■ EXCERPTED DATA
──────
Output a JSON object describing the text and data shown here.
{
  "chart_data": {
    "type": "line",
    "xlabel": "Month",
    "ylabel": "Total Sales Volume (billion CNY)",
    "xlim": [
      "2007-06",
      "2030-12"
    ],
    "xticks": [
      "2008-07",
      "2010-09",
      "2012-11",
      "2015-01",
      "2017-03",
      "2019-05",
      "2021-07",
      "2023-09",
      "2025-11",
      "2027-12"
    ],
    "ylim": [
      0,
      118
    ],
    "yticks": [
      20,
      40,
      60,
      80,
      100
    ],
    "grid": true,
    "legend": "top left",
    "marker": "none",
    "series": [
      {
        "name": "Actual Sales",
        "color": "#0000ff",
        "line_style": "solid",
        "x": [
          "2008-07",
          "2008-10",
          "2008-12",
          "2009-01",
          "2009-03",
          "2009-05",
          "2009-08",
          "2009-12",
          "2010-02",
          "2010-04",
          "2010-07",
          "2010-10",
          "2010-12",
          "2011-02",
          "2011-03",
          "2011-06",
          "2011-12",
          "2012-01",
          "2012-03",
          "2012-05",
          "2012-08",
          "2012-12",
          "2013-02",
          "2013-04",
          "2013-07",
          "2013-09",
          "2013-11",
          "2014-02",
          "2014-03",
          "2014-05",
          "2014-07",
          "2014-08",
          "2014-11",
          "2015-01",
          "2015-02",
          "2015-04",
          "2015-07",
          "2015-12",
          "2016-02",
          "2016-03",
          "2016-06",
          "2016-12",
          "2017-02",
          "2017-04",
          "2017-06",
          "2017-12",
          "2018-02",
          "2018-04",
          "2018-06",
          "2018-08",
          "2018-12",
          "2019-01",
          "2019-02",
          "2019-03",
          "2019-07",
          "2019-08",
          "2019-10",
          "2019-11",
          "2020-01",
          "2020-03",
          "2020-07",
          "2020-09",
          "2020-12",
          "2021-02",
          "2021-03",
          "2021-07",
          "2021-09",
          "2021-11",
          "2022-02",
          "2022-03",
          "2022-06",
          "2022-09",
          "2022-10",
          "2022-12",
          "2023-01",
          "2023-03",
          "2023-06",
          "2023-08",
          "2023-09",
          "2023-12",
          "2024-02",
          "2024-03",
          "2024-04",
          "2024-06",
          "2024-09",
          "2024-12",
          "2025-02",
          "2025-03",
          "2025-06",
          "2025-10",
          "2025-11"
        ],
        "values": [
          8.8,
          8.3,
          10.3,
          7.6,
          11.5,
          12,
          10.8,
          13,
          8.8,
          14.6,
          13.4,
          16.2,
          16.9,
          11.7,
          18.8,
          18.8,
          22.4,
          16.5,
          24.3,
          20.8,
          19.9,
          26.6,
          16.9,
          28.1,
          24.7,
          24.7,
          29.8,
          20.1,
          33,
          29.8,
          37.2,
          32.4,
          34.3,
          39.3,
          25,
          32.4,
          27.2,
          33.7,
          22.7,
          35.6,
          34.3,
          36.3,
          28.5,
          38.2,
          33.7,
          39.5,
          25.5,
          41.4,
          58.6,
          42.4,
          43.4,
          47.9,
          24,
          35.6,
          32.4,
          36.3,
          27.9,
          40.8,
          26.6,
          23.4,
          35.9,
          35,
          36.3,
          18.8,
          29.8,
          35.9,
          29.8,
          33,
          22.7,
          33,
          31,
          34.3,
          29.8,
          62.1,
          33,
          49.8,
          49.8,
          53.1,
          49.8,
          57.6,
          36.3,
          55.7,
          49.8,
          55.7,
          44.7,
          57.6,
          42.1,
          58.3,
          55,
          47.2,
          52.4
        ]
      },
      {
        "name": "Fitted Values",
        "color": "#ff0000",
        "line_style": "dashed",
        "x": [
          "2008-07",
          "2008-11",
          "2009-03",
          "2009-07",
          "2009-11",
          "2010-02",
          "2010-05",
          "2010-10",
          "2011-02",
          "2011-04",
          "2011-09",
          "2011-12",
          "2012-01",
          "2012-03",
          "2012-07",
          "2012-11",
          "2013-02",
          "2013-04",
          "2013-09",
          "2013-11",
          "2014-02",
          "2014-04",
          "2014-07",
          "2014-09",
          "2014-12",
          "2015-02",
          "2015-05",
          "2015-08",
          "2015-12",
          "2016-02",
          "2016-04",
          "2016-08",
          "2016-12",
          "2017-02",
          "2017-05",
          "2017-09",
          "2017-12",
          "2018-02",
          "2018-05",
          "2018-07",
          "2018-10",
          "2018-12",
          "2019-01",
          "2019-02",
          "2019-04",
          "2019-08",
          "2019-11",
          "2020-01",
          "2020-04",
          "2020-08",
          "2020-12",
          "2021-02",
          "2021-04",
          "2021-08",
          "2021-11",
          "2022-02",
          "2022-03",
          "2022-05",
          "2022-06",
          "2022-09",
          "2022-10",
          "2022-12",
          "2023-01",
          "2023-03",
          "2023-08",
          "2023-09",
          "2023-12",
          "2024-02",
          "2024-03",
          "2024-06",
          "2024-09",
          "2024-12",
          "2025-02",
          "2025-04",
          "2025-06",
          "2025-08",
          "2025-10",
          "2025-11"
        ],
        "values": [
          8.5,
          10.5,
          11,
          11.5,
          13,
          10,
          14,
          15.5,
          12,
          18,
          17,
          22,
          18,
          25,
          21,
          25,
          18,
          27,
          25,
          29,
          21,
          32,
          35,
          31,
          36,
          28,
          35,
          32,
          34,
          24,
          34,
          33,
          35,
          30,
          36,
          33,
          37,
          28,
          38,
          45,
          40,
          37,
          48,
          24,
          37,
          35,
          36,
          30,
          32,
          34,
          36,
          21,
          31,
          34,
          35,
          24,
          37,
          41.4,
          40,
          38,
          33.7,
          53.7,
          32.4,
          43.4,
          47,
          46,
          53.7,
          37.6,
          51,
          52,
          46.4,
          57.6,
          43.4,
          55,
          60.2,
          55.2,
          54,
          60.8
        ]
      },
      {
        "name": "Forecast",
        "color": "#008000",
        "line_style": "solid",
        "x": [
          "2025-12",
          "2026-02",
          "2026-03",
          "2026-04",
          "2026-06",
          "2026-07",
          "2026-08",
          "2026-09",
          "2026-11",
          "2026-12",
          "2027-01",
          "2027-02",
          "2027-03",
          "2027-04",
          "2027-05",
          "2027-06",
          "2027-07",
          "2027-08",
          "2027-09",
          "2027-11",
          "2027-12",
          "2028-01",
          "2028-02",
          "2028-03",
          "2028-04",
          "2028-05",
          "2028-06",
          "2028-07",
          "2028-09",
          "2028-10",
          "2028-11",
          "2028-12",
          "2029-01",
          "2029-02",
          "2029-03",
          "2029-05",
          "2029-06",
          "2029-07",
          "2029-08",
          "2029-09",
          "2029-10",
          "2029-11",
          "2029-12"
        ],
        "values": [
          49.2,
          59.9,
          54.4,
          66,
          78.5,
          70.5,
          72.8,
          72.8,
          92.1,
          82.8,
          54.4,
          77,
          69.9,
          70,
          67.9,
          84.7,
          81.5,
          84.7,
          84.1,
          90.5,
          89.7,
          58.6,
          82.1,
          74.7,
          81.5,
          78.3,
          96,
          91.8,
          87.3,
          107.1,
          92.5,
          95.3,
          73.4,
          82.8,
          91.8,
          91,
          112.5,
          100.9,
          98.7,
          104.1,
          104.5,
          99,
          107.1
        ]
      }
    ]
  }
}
──────
■ EXERCISE DIRECTIONS
Each line above is to be repeated exactly.

■ RESULT OF THE EXERCISE
Output a JSON object describing the text and data shown here.
{
  "chart_data": {
    "type": "line",
    "xlabel": "Month",
    "ylabel": "Total Sales Volume (billion CNY)",
    "xlim": [
      "2007-06",
      "2030-12"
    ],
    "xticks": [
      "2008-07",
      "2010-09",
      "2012-11",
      "2015-01",
      "2017-03",
      "2019-05",
      "2021-07",
      "2023-09",
      "2025-11",
      "2027-12"
    ],
    "ylim": [
      0,
      118
    ],
    "yticks": [
      20,
      40,
      60,
      80,
      100
    ],
    "grid": true,
    "legend": "top left",
    "marker": "none",
    "series": [
      {
        "name": "Actual Sales",
        "color": "#0000ff",
        "line_style": "solid",
        "x": [
          "2008-07",
          "2008-10",
          "2008-12",
          "2009-01",
          "2009-03",
          "2009-05",
          "2009-08",
          "2009-12",
          "2010-02",
          "2010-04",
          "2010-07",
          "2010-10",
          "2010-12",
          "2011-02",
          "2011-03",
          "2011-06",
          "2011-12",
          "2012-01",
          "2012-03",
          "2012-05",
          "2012-08",
          "2012-12",
          "2013-02",
          "2013-04",
          "2013-07",
          "2013-09",
          "2013-11",
          "2014-02",
          "2014-03",
          "2014-05",
          "2014-07",
          "2014-08",
          "2014-11",
          "2015-01",
          "2015-02",
          "2015-04",
          "2015-07",
          "2015-12",
          "2016-02",
          "2016-03",
          "2016-06",
          "2016-12",
          "2017-02",
          "2017-04",
          "2017-06",
          "2017-12",
          "2018-02",
          "2018-04",
          "2018-06",
          "2018-08",
          "2018-12",
          "2019-01",
          "2019-02",
          "2019-03",
          "2019-07",
          "2019-08",
          "2019-10",
          "2019-11",
          "2020-01",
          "2020-03",
          "2020-07",
          "2020-09",
          "2020-12",
          "2021-02",
          "2021-03",
          "2021-07",
          "2021-09",
          "2021-11",
          "2022-02",
          "2022-03",
          "2022-06",
          "2022-09",
          "2022-10",
          "2022-12",
          "2023-01",
          "2023-03",
          "2023-06",
          "2023-08",
          "2023-09",
          "2023-12",
          "2024-02",
          "2024-03",
          "2024-04",
          "2024-06",
          "2024-09",
          "2024-12",
          "2025-02",
          "2025-03",
          "2025-06",
          "2025-10",
          "2025-11"
        ],
        "values": [
          8.8,
          8.3,
          10.3,
          7.6,
          11.5,
          12,
          10.8,
          13,
          8.8,
          14.6,
          13.4,
          16.2,
          16.9,
          11.7,
          18.8,
          18.8,
          22.4,
          16.5,
          24.3,
          20.8,
          19.9,
          26.6,
          16.9,
          28.1,
          24.7,
          24.7,
          29.8,
          20.1,
          33,
          29.8,
          37.2,
          32.4,
          34.3,
          39.3,
          25,
          32.4,
          27.2,
          33.7,
          22.7,
          35.6,
          34.3,
          36.3,
          28.5,
          38.2,
          33.7,
          39.5,
          25.5,
          41.4,
          58.6,
          42.4,
          43.4,
          47.9,
          24,
          35.6,
          32.4,
          36.3,
          27.9,
          40.8,
          26.6,
          23.4,
          35.9,
          35,
          36.3,
          18.8,
          29.8,
          35.9,
          29.8,
          33,
          22.7,
          33,
          31,
          34.3,
          29.8,
          62.1,
          33,
          49.8,
          49.8,
          53.1,
          49.8,
          57.6,
          36.3,
          55.7,
          49.8,
          55.7,
          44.7,
          57.6,
          42.1,
          58.3,
          55,
          47.2,
          52.4
        ]
      },
      {
        "name": "Fitted Values",
        "color": "#ff0000",
        "line_style": "dashed",
        "x": [
          "2008-07",
          "2008-11",
          "2009-03",
          "2009-07",
          "2009-11",
          "2010-02",
          "2010-05",
          "2010-10",
          "2011-02",
          "2011-04",
          "2011-09",
          "2011-12",
          "2012-01",
          "2012-03",
          "2012-07",
          "2012-11",
          "2013-02",
          "2013-04",
          "2013-09",
          "2013-11",
          "2014-02",
          "2014-04",
          "2014-07",
          "2014-09",
          "2014-12",
          "2015-02",
          "2015-05",
          "2015-08",
          "2015-12",
          "2016-02",
          "2016-04",
          "2016-08",
          "2016-12",
          "2017-02",
          "2017-05",
          "2017-09",
          "2017-12",
          "2018-02",
          "2018-05",
          "2018-07",
          "2018-10",
          "2018-12",
          "2019-01",
          "2019-02",
          "2019-04",
          "2019-08",
          "2019-11",
          "2020-01",
          "2020-04",
          "2020-08",
          "2020-12",
          "2021-02",
          "2021-04",
          "2021-08",
          "2021-11",
          "2022-02",
          "2022-03",
          "2022-05",
          "2022-06",
          "2022-09",
          "2022-10",
          "2022-12",
          "2023-01",
          "2023-03",
          "2023-08",
          "2023-09",
          "2023-12",
          "2024-02",
          "2024-03",
          "2024-06",
          "2024-09",
          "2024-12",
          "2025-02",
          "2025-04",
          "2025-06",
          "2025-08",
          "2025-10",
          "2025-11"
        ],
        "values": [
          8.5,
          10.5,
          11,
          11.5,
          13,
          10,
          14,
          15.5,
          12,
          18,
          17,
          22,
          18,
          25,
          21,
          25,
          18,
          27,
          25,
          29,
          21,
          32,
          35,
          31,
          36,
          28,
          35,
          32,
          34,
          24,
          34,
          33,
          35,
          30,
          36,
          33,
          37,
          28,
          38,
          45,
          40,
          37,
          48,
          24,
          37,
          35,
          36,
          30,
          32,
          34,
          36,
          21,
          31,
          34,
          35,
          24,
          37,
          41.4,
          40,
          38,
          33.7,
          53.7,
          32.4,
          43.4,
          47,
          46,
          53.7,
          37.6,
          51,
          52,
          46.4,
          57.6,
          43.4,
          55,
          60.2,
          55.2,
          54,
          60.8
        ]
      },
      {
        "name": "Forecast",
        "color": "#008000",
        "line_style": "solid",
        "x": [
          "2025-12",
          "2026-02",
          "2026-03",
          "2026-04",
          "2026-06",
          "2026-07",
          "2026-08",
          "2026-09",
          "2026-11",
          "2026-12",
          "2027-01",
          "2027-02",
          "2027-03",
          "2027-04",
          "2027-05",
          "2027-06",
          "2027-07",
          "2027-08",
          "2027-09",
          "2027-11",
          "2027-12",
          "2028-01",
          "2028-02",
          "2028-03",
          "2028-04",
          "2028-05",
          "2028-06",
          "2028-07",
          "2028-09",
          "2028-10",
          "2028-11",
          "2028-12",
          "2029-01",
          "2029-02",
          "2029-03",
          "2029-05",
          "2029-06",
          "2029-07",
          "2029-08",
          "2029-09",
          "2029-10",
          "2029-11",
          "2029-12"
        ],
        "values": [
          49.2,
          59.9,
          54.4,
          66,
          78.5,
          70.5,
          72.8,
          72.8,
          92.1,
          82.8,
          54.4,
          77,
          69.9,
          70,
          67.9,
          84.7,
          81.5,
          84.7,
          84.1,
          90.5,
          89.7,
          58.6,
          82.1,
          74.7,
          81.5,
          78.3,
          96,
          91.8,
          87.3,
          107.1,
          92.5,
          95.3,
          73.4,
          82.8,
          91.8,
          91,
          112.5,
          100.9,
          98.7,
          104.1,
          104.5,
          99,
          107.1
        ]
      }
    ]
  }
}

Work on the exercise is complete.